Please copy out the material below line for line, with no changes, and leave the pictures out of your answer.

Stored data:
========

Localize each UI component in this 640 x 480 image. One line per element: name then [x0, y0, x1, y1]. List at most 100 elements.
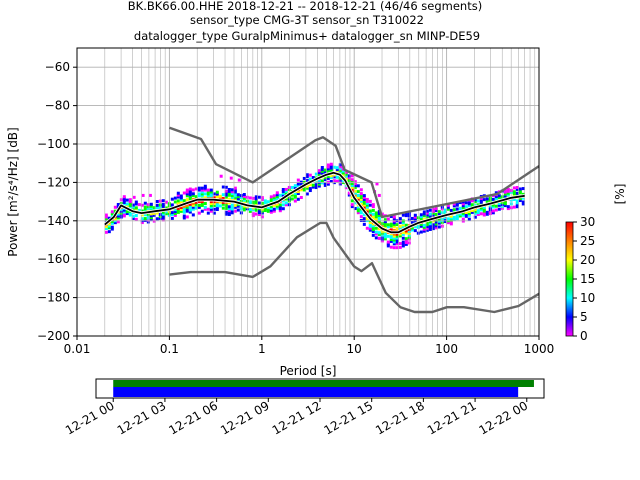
heatmap-cell: [272, 203, 276, 207]
x-tick-label: 100: [435, 342, 458, 356]
heatmap-cell: [428, 227, 432, 231]
heatmap-cell: [503, 192, 507, 196]
colorbar-tick-label: 0: [580, 329, 588, 343]
heatmap-cell: [377, 236, 381, 240]
heatmap-cell: [281, 191, 285, 195]
heatmap-cell: [137, 203, 141, 207]
heatmap-cell: [116, 212, 120, 216]
heatmap-cell: [392, 228, 396, 232]
heatmap-cell: [137, 208, 141, 212]
heatmap-cell: [446, 217, 450, 221]
heatmap-cell: [182, 216, 186, 220]
heatmap-cell: [141, 193, 145, 197]
heatmap-cell: [401, 236, 405, 240]
heatmap-cell: [128, 202, 132, 206]
heatmap-cell: [131, 207, 135, 211]
heatmap-cell: [494, 195, 498, 199]
heatmap-cell: [140, 203, 144, 207]
heatmap-cell: [365, 207, 369, 211]
heatmap-cell: [146, 216, 150, 220]
heatmap-cell: [215, 206, 219, 210]
heatmap-cell: [248, 196, 252, 200]
heatmap-cell: [329, 162, 333, 166]
heatmap-cell: [371, 205, 375, 209]
heatmap-cell: [197, 200, 201, 204]
heatmap-cell: [197, 186, 201, 190]
heatmap-cell: [362, 222, 366, 226]
heatmap-cell: [449, 214, 453, 218]
heatmap-cell: [494, 191, 498, 195]
heatmap-cell: [221, 197, 225, 201]
heatmap-cell: [305, 173, 309, 177]
heatmap-cell: [200, 194, 204, 198]
heatmap-cell: [422, 214, 426, 218]
psd-heatmap: [104, 162, 525, 250]
heatmap-cell: [275, 204, 279, 208]
heatmap-cell: [347, 176, 351, 180]
heatmap-cell: [416, 216, 420, 220]
heatmap-cell: [263, 208, 267, 212]
heatmap-cell: [104, 226, 108, 230]
psd-plot: 0.01 0.1 1 10 100 1000 −200 −180 −160 −140 −120 −1…: [6, 47, 554, 378]
heatmap-cell: [176, 208, 180, 212]
heatmap-cell: [134, 217, 138, 221]
title-line-2: sensor_type CMG-3T sensor_sn T310022: [190, 13, 424, 27]
heatmap-cell: [125, 204, 129, 208]
heatmap-cell: [257, 213, 261, 217]
heatmap-cell: [230, 190, 234, 194]
heatmap-cell: [356, 197, 360, 201]
heatmap-cell: [389, 228, 393, 232]
heatmap-cell: [227, 212, 231, 216]
heatmap-cell: [317, 169, 321, 173]
heatmap-cell: [149, 206, 153, 210]
heatmap-cell: [389, 222, 393, 226]
heatmap-cell: [422, 210, 426, 214]
heatmap-cell: [164, 200, 168, 204]
heatmap-cell: [194, 195, 198, 199]
heatmap-cell: [284, 191, 288, 195]
heatmap-cell: [359, 188, 363, 192]
heatmap-cell: [365, 199, 369, 203]
heatmap-cell: [224, 203, 228, 207]
heatmap-cell: [161, 204, 165, 208]
heatmap-cell: [149, 216, 153, 220]
heatmap-cell: [296, 184, 300, 188]
heatmap-cell: [209, 188, 213, 192]
heatmap-cell: [419, 224, 423, 228]
heatmap-cell: [194, 200, 198, 204]
heatmap-cell: [404, 229, 408, 233]
heatmap-cell: [179, 200, 183, 204]
heatmap-cell: [395, 226, 399, 230]
heatmap-cell: [467, 213, 471, 217]
heatmap-cell: [374, 236, 378, 240]
heatmap-cell: [236, 208, 240, 212]
heatmap-cell: [347, 182, 351, 186]
heatmap-cell: [398, 224, 402, 228]
heatmap-cell: [437, 221, 441, 225]
heatmap-cell: [350, 183, 354, 187]
heatmap-cell: [212, 200, 216, 204]
heatmap-cell: [185, 205, 189, 209]
heatmap-cell: [281, 203, 285, 207]
heatmap-cell: [173, 210, 177, 214]
heatmap-cell: [473, 215, 477, 219]
heatmap-cell: [242, 194, 246, 198]
heatmap-cell: [146, 220, 150, 224]
heatmap-cell: [515, 199, 519, 203]
heatmap-cell: [182, 208, 186, 212]
heatmap-cell: [506, 189, 510, 193]
heatmap-cell: [122, 197, 126, 201]
heatmap-cell: [368, 199, 372, 203]
heatmap-cell: [242, 206, 246, 210]
heatmap-cell: [179, 196, 183, 200]
heatmap-cell: [170, 213, 174, 217]
heatmap-cell: [161, 206, 165, 210]
heatmap-cell: [248, 202, 252, 206]
heatmap-cell: [278, 203, 282, 207]
heatmap-cell: [371, 226, 375, 230]
heatmap-cell: [482, 209, 486, 213]
heatmap-cell: [494, 208, 498, 212]
heatmap-cell: [149, 202, 153, 206]
heatmap-cell: [116, 214, 120, 218]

========

Answer to the problem:
Localize each UI component in this 640 x 480 image. One line per element: name then [x0, y0, x1, y1]. List at most 100 elements.
heatmap-cell: [272, 203, 276, 207]
x-tick-label: 100: [435, 342, 458, 356]
heatmap-cell: [428, 227, 432, 231]
heatmap-cell: [503, 192, 507, 196]
colorbar-tick-label: 0: [580, 329, 588, 343]
heatmap-cell: [377, 236, 381, 240]
heatmap-cell: [281, 191, 285, 195]
heatmap-cell: [137, 203, 141, 207]
heatmap-cell: [116, 212, 120, 216]
heatmap-cell: [392, 228, 396, 232]
heatmap-cell: [137, 208, 141, 212]
heatmap-cell: [446, 217, 450, 221]
heatmap-cell: [182, 216, 186, 220]
heatmap-cell: [141, 193, 145, 197]
heatmap-cell: [401, 236, 405, 240]
heatmap-cell: [128, 202, 132, 206]
heatmap-cell: [131, 207, 135, 211]
heatmap-cell: [494, 195, 498, 199]
heatmap-cell: [140, 203, 144, 207]
heatmap-cell: [365, 207, 369, 211]
heatmap-cell: [146, 216, 150, 220]
heatmap-cell: [215, 206, 219, 210]
heatmap-cell: [248, 196, 252, 200]
heatmap-cell: [329, 162, 333, 166]
heatmap-cell: [371, 205, 375, 209]
heatmap-cell: [197, 200, 201, 204]
heatmap-cell: [197, 186, 201, 190]
heatmap-cell: [362, 222, 366, 226]
heatmap-cell: [449, 214, 453, 218]
heatmap-cell: [494, 191, 498, 195]
heatmap-cell: [221, 197, 225, 201]
heatmap-cell: [305, 173, 309, 177]
heatmap-cell: [200, 194, 204, 198]
heatmap-cell: [422, 214, 426, 218]
psd-heatmap: [104, 162, 525, 250]
heatmap-cell: [275, 204, 279, 208]
heatmap-cell: [347, 176, 351, 180]
heatmap-cell: [416, 216, 420, 220]
heatmap-cell: [263, 208, 267, 212]
heatmap-cell: [104, 226, 108, 230]
psd-plot: 0.01 0.1 1 10 100 1000 −200 −180 −160 −140 −120 −1…: [6, 47, 554, 378]
heatmap-cell: [176, 208, 180, 212]
heatmap-cell: [134, 217, 138, 221]
title-line-2: sensor_type CMG-3T sensor_sn T310022: [190, 13, 424, 27]
heatmap-cell: [125, 204, 129, 208]
heatmap-cell: [257, 213, 261, 217]
heatmap-cell: [230, 190, 234, 194]
heatmap-cell: [356, 197, 360, 201]
heatmap-cell: [389, 228, 393, 232]
heatmap-cell: [227, 212, 231, 216]
heatmap-cell: [317, 169, 321, 173]
heatmap-cell: [149, 206, 153, 210]
heatmap-cell: [389, 222, 393, 226]
heatmap-cell: [422, 210, 426, 214]
heatmap-cell: [164, 200, 168, 204]
heatmap-cell: [194, 195, 198, 199]
heatmap-cell: [284, 191, 288, 195]
heatmap-cell: [359, 188, 363, 192]
heatmap-cell: [365, 199, 369, 203]
heatmap-cell: [224, 203, 228, 207]
heatmap-cell: [161, 204, 165, 208]
heatmap-cell: [149, 216, 153, 220]
heatmap-cell: [296, 184, 300, 188]
heatmap-cell: [209, 188, 213, 192]
heatmap-cell: [419, 224, 423, 228]
heatmap-cell: [194, 200, 198, 204]
heatmap-cell: [404, 229, 408, 233]
heatmap-cell: [179, 200, 183, 204]
heatmap-cell: [395, 226, 399, 230]
heatmap-cell: [467, 213, 471, 217]
heatmap-cell: [374, 236, 378, 240]
heatmap-cell: [236, 208, 240, 212]
heatmap-cell: [347, 182, 351, 186]
heatmap-cell: [398, 224, 402, 228]
heatmap-cell: [437, 221, 441, 225]
heatmap-cell: [350, 183, 354, 187]
heatmap-cell: [212, 200, 216, 204]
heatmap-cell: [185, 205, 189, 209]
heatmap-cell: [281, 203, 285, 207]
heatmap-cell: [173, 210, 177, 214]
heatmap-cell: [473, 215, 477, 219]
heatmap-cell: [242, 194, 246, 198]
heatmap-cell: [146, 220, 150, 224]
heatmap-cell: [515, 199, 519, 203]
heatmap-cell: [182, 208, 186, 212]
heatmap-cell: [506, 189, 510, 193]
heatmap-cell: [122, 197, 126, 201]
heatmap-cell: [368, 199, 372, 203]
heatmap-cell: [242, 206, 246, 210]
heatmap-cell: [179, 196, 183, 200]
heatmap-cell: [170, 213, 174, 217]
heatmap-cell: [161, 206, 165, 210]
heatmap-cell: [248, 202, 252, 206]
heatmap-cell: [278, 203, 282, 207]
heatmap-cell: [371, 226, 375, 230]
heatmap-cell: [482, 209, 486, 213]
heatmap-cell: [494, 208, 498, 212]
heatmap-cell: [149, 202, 153, 206]
heatmap-cell: [116, 214, 120, 218]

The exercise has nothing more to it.